Only the pictures stay out; every record is to be quoted exactly.

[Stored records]
----------------------------------------
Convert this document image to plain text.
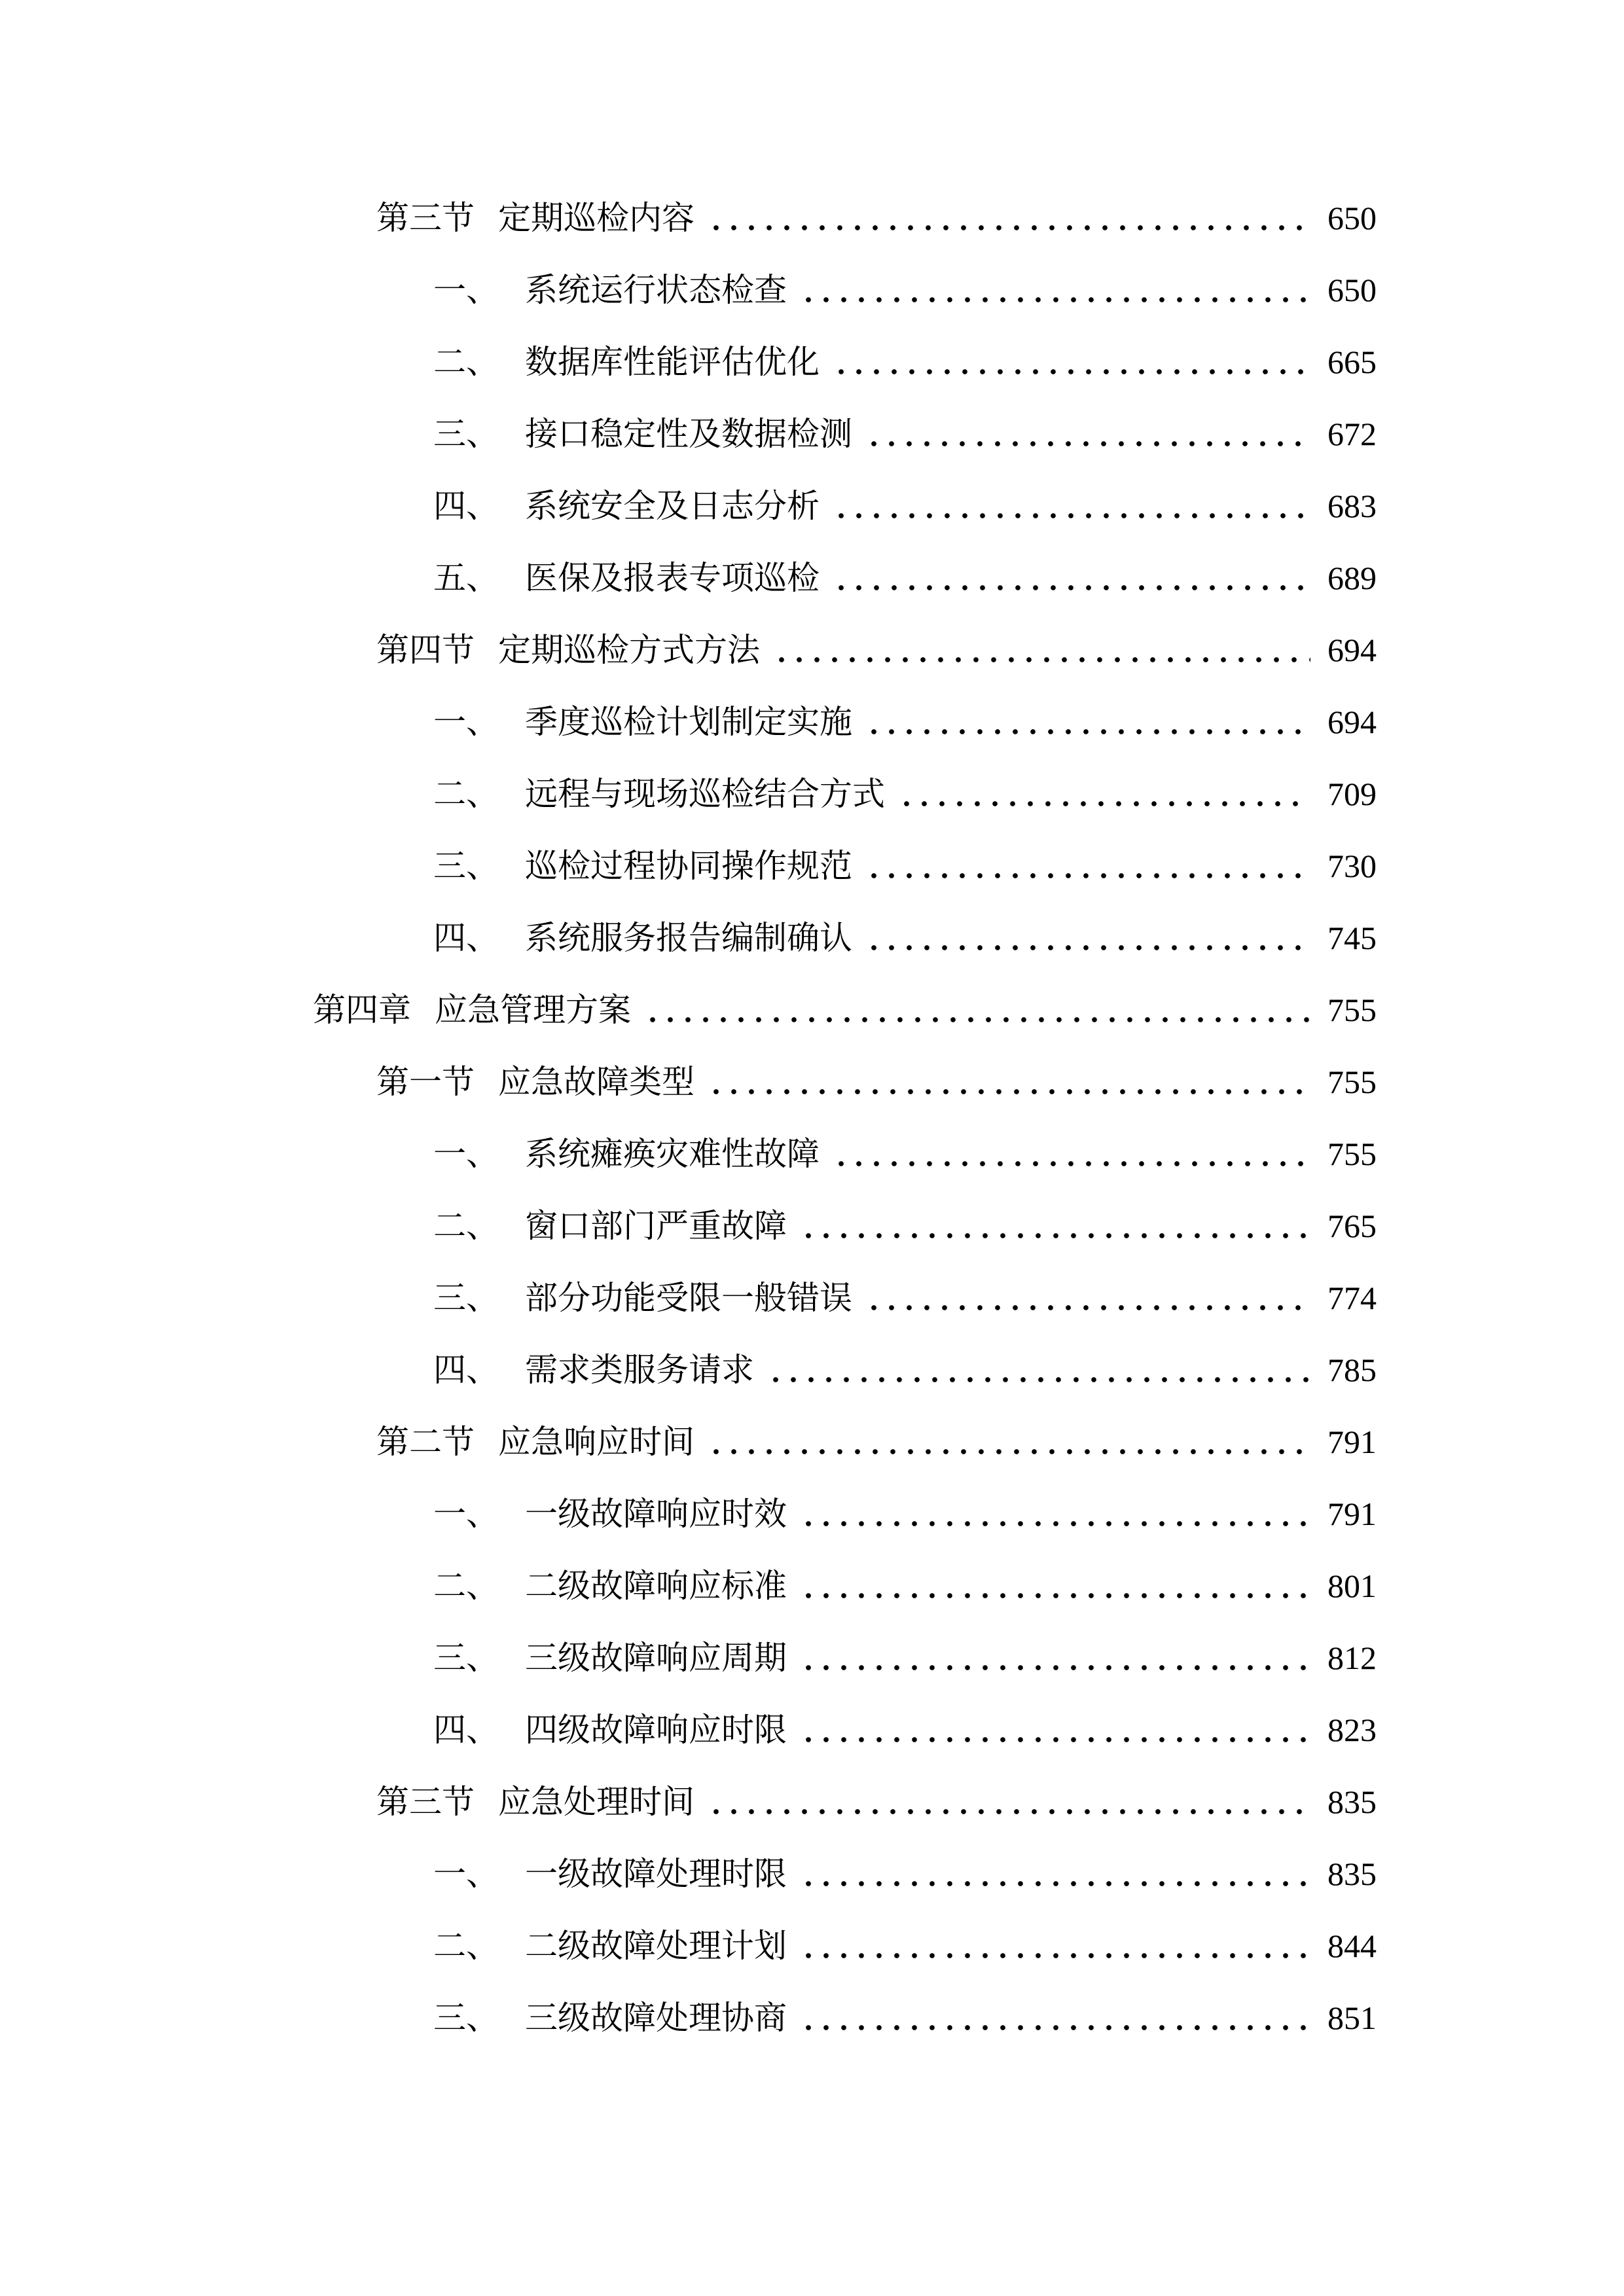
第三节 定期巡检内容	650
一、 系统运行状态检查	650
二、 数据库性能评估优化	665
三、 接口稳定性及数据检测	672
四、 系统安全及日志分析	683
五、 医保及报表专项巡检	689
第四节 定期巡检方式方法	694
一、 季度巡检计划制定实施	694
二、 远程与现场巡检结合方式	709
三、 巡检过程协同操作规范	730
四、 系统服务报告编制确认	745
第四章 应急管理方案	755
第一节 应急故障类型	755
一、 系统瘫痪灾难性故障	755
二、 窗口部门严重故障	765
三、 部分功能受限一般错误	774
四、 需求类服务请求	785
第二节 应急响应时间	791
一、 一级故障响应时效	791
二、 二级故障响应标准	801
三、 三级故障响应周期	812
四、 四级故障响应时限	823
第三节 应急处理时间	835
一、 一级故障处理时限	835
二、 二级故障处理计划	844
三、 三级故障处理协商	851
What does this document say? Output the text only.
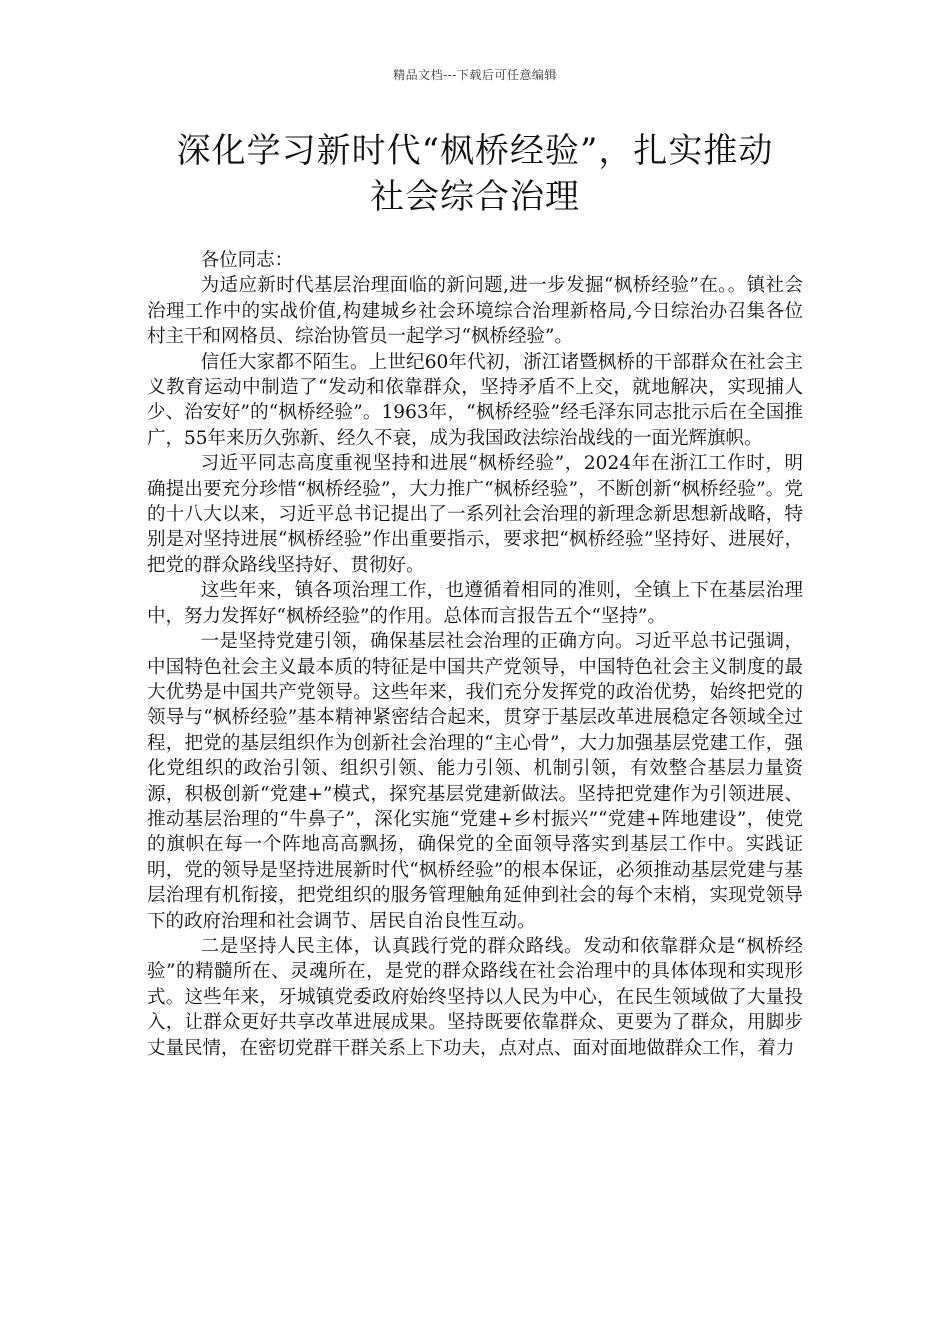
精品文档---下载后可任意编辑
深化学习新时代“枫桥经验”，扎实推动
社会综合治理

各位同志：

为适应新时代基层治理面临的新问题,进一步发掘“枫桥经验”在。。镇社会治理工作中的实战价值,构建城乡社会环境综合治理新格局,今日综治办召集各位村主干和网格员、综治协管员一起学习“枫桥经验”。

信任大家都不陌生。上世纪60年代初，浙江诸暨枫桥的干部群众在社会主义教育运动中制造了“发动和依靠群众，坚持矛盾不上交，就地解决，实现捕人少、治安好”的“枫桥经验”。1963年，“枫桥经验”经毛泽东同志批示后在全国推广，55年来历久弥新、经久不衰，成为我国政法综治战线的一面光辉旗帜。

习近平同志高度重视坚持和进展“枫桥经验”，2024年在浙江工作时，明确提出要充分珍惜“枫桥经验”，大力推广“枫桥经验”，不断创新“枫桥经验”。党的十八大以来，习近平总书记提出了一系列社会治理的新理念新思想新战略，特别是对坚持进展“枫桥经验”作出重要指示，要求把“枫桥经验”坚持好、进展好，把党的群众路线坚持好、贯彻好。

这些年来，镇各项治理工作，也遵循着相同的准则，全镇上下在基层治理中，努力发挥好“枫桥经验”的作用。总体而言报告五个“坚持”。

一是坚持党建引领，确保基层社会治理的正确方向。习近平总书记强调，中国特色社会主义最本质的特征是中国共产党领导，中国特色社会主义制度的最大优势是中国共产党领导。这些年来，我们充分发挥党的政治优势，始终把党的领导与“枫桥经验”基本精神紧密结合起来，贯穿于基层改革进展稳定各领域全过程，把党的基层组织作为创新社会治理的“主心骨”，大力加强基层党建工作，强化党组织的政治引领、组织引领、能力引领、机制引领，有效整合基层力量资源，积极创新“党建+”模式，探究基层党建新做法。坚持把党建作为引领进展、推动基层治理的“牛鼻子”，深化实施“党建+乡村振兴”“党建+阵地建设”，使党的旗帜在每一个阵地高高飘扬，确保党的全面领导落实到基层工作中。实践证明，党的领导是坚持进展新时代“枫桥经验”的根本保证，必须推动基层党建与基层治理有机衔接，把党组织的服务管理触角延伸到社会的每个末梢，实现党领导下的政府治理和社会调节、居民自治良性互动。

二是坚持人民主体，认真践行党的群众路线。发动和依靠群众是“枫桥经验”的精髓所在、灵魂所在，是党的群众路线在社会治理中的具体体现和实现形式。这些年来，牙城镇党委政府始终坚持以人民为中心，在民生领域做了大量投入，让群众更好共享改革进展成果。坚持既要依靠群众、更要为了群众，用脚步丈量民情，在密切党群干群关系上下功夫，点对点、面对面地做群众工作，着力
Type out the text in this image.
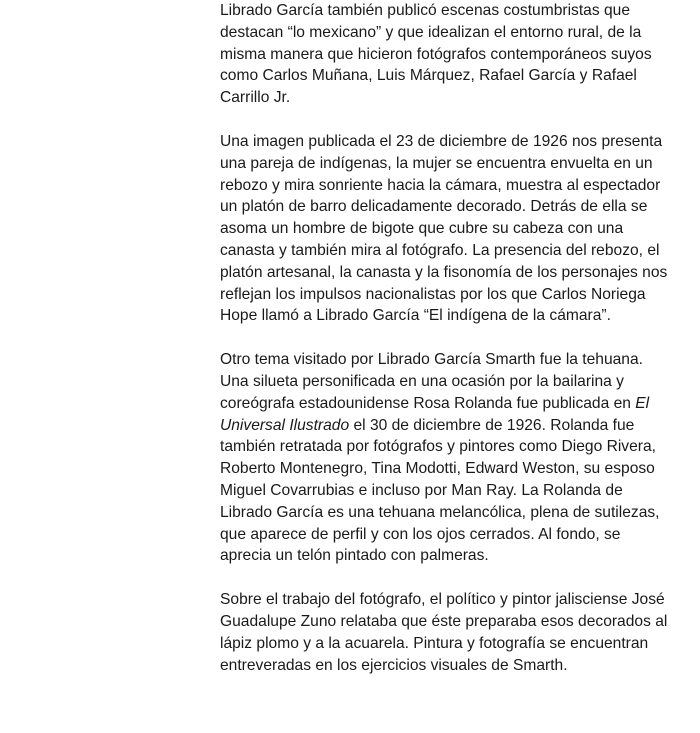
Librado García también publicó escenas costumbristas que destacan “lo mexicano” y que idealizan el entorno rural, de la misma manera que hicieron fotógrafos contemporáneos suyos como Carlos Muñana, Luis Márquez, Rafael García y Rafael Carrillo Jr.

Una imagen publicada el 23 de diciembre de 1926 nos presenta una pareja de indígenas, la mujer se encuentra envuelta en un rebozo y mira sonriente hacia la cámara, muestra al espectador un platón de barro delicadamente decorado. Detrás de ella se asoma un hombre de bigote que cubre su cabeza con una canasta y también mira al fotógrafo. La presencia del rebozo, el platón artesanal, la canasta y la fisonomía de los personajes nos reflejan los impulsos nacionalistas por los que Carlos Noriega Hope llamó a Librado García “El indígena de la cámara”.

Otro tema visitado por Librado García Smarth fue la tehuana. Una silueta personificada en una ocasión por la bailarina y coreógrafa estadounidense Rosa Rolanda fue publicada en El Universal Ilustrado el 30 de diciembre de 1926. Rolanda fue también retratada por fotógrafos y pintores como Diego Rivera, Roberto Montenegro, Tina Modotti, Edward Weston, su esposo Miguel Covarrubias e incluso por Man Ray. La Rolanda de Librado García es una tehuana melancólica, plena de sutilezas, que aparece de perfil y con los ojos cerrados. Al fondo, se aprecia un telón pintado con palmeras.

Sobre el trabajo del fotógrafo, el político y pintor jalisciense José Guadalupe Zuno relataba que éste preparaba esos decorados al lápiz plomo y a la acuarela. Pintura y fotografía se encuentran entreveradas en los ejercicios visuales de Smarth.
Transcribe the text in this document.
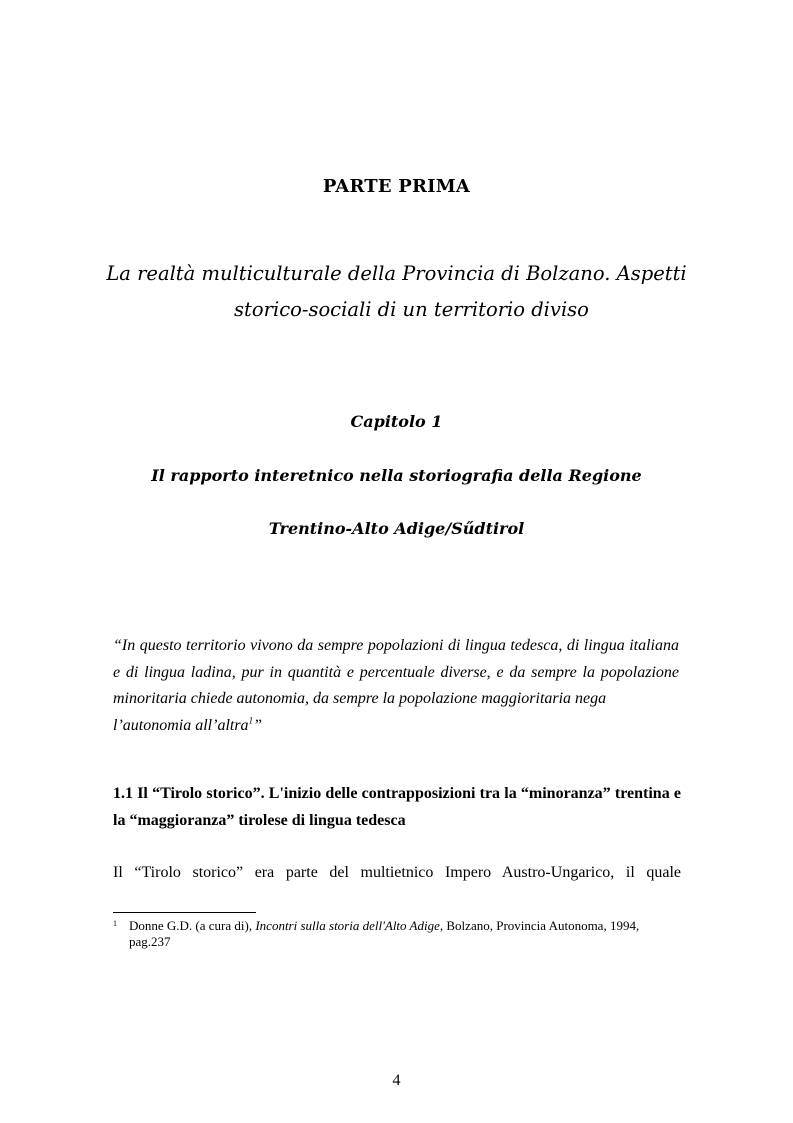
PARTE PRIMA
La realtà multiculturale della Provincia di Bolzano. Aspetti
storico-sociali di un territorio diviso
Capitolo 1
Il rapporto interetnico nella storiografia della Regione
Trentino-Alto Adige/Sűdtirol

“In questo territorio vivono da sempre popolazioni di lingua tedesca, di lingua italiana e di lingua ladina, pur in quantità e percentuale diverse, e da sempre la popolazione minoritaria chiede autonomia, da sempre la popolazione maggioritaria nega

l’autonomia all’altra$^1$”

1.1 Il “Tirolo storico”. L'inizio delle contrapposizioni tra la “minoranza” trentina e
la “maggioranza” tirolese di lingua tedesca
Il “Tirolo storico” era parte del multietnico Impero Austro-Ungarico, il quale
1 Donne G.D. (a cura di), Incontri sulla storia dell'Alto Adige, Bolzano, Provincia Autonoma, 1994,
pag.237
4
----------------------------------------
## ANSWER TO THE PROBLEM
Convert this document image to plain text.
第三节 定期巡检内容	650
一、 系统运行状态检查	650
二、 数据库性能评估优化	665
三、 接口稳定性及数据检测	672
四、 系统安全及日志分析	683
五、 医保及报表专项巡检	689
第四节 定期巡检方式方法	694
一、 季度巡检计划制定实施	694
二、 远程与现场巡检结合方式	709
三、 巡检过程协同操作规范	730
四、 系统服务报告编制确认	745
第四章 应急管理方案	755
第一节 应急故障类型	755
一、 系统瘫痪灾难性故障	755
二、 窗口部门严重故障	765
三、 部分功能受限一般错误	774
四、 需求类服务请求	785
第二节 应急响应时间	791
一、 一级故障响应时效	791
二、 二级故障响应标准	801
三、 三级故障响应周期	812
四、 四级故障响应时限	823
第三节 应急处理时间	835
一、 一级故障处理时限	835
二、 二级故障处理计划	844
三、 三级故障处理协商	851
What does this document say? Output the text only.
精品文档---下载后可任意编辑
深化学习新时代“枫桥经验”，扎实推动
社会综合治理

各位同志：

为适应新时代基层治理面临的新问题,进一步发掘“枫桥经验”在。。镇社会治理工作中的实战价值,构建城乡社会环境综合治理新格局,今日综治办召集各位村主干和网格员、综治协管员一起学习“枫桥经验”。

信任大家都不陌生。上世纪60年代初，浙江诸暨枫桥的干部群众在社会主义教育运动中制造了“发动和依靠群众，坚持矛盾不上交，就地解决，实现捕人少、治安好”的“枫桥经验”。1963年，“枫桥经验”经毛泽东同志批示后在全国推广，55年来历久弥新、经久不衰，成为我国政法综治战线的一面光辉旗帜。

习近平同志高度重视坚持和进展“枫桥经验”，2024年在浙江工作时，明确提出要充分珍惜“枫桥经验”，大力推广“枫桥经验”，不断创新“枫桥经验”。党的十八大以来，习近平总书记提出了一系列社会治理的新理念新思想新战略，特别是对坚持进展“枫桥经验”作出重要指示，要求把“枫桥经验”坚持好、进展好，把党的群众路线坚持好、贯彻好。

这些年来，镇各项治理工作，也遵循着相同的准则，全镇上下在基层治理中，努力发挥好“枫桥经验”的作用。总体而言报告五个“坚持”。

一是坚持党建引领，确保基层社会治理的正确方向。习近平总书记强调，中国特色社会主义最本质的特征是中国共产党领导，中国特色社会主义制度的最大优势是中国共产党领导。这些年来，我们充分发挥党的政治优势，始终把党的领导与“枫桥经验”基本精神紧密结合起来，贯穿于基层改革进展稳定各领域全过程，把党的基层组织作为创新社会治理的“主心骨”，大力加强基层党建工作，强化党组织的政治引领、组织引领、能力引领、机制引领，有效整合基层力量资源，积极创新“党建+”模式，探究基层党建新做法。坚持把党建作为引领进展、推动基层治理的“牛鼻子”，深化实施“党建+乡村振兴”“党建+阵地建设”，使党的旗帜在每一个阵地高高飘扬，确保党的全面领导落实到基层工作中。实践证明，党的领导是坚持进展新时代“枫桥经验”的根本保证，必须推动基层党建与基层治理有机衔接，把党组织的服务管理触角延伸到社会的每个末梢，实现党领导下的政府治理和社会调节、居民自治良性互动。

二是坚持人民主体，认真践行党的群众路线。发动和依靠群众是“枫桥经验”的精髓所在、灵魂所在，是党的群众路线在社会治理中的具体体现和实现形式。这些年来，牙城镇党委政府始终坚持以人民为中心，在民生领域做了大量投入，让群众更好共享改革进展成果。坚持既要依靠群众、更要为了群众，用脚步丈量民情，在密切党群干群关系上下功夫，点对点、面对面地做群众工作，着力
Type out the text in this image.
Librado García también publicó escenas costumbristas que destacan “lo mexicano” y que idealizan el entorno rural, de la misma manera que hicieron fotógrafos contemporáneos suyos como Carlos Muñana, Luis Márquez, Rafael García y Rafael Carrillo Jr.

Una imagen publicada el 23 de diciembre de 1926 nos presenta una pareja de indígenas, la mujer se encuentra envuelta en un rebozo y mira sonriente hacia la cámara, muestra al espectador un platón de barro delicadamente decorado. Detrás de ella se asoma un hombre de bigote que cubre su cabeza con una canasta y también mira al fotógrafo. La presencia del rebozo, el platón artesanal, la canasta y la fisonomía de los personajes nos reflejan los impulsos nacionalistas por los que Carlos Noriega Hope llamó a Librado García “El indígena de la cámara”.

Otro tema visitado por Librado García Smarth fue la tehuana. Una silueta personificada en una ocasión por la bailarina y coreógrafa estadounidense Rosa Rolanda fue publicada en El Universal Ilustrado el 30 de diciembre de 1926. Rolanda fue también retratada por fotógrafos y pintores como Diego Rivera, Roberto Montenegro, Tina Modotti, Edward Weston, su esposo Miguel Covarrubias e incluso por Man Ray. La Rolanda de Librado García es una tehuana melancólica, plena de sutilezas, que aparece de perfil y con los ojos cerrados. Al fondo, se aprecia un telón pintado con palmeras.

Sobre el trabajo del fotógrafo, el político y pintor jalisciense José Guadalupe Zuno relataba que éste preparaba esos decorados al lápiz plomo y a la acuarela. Pintura y fotografía se encuentran entreveradas en los ejercicios visuales de Smarth.
Transcribe the text in this document.
PARTE PRIMA
La realtà multiculturale della Provincia di Bolzano. Aspetti
storico-sociali di un territorio diviso
Capitolo 1
Il rapporto interetnico nella storiografia della Regione
Trentino-Alto Adige/Sűdtirol

“In questo territorio vivono da sempre popolazioni di lingua tedesca, di lingua italiana e di lingua ladina, pur in quantità e percentuale diverse, e da sempre la popolazione minoritaria chiede autonomia, da sempre la popolazione maggioritaria nega

l’autonomia all’altra$^1$”

1.1 Il “Tirolo storico”. L'inizio delle contrapposizioni tra la “minoranza” trentina e
la “maggioranza” tirolese di lingua tedesca
Il “Tirolo storico” era parte del multietnico Impero Austro-Ungarico, il quale
1 Donne G.D. (a cura di), Incontri sulla storia dell'Alto Adige, Bolzano, Provincia Autonoma, 1994,
pag.237
4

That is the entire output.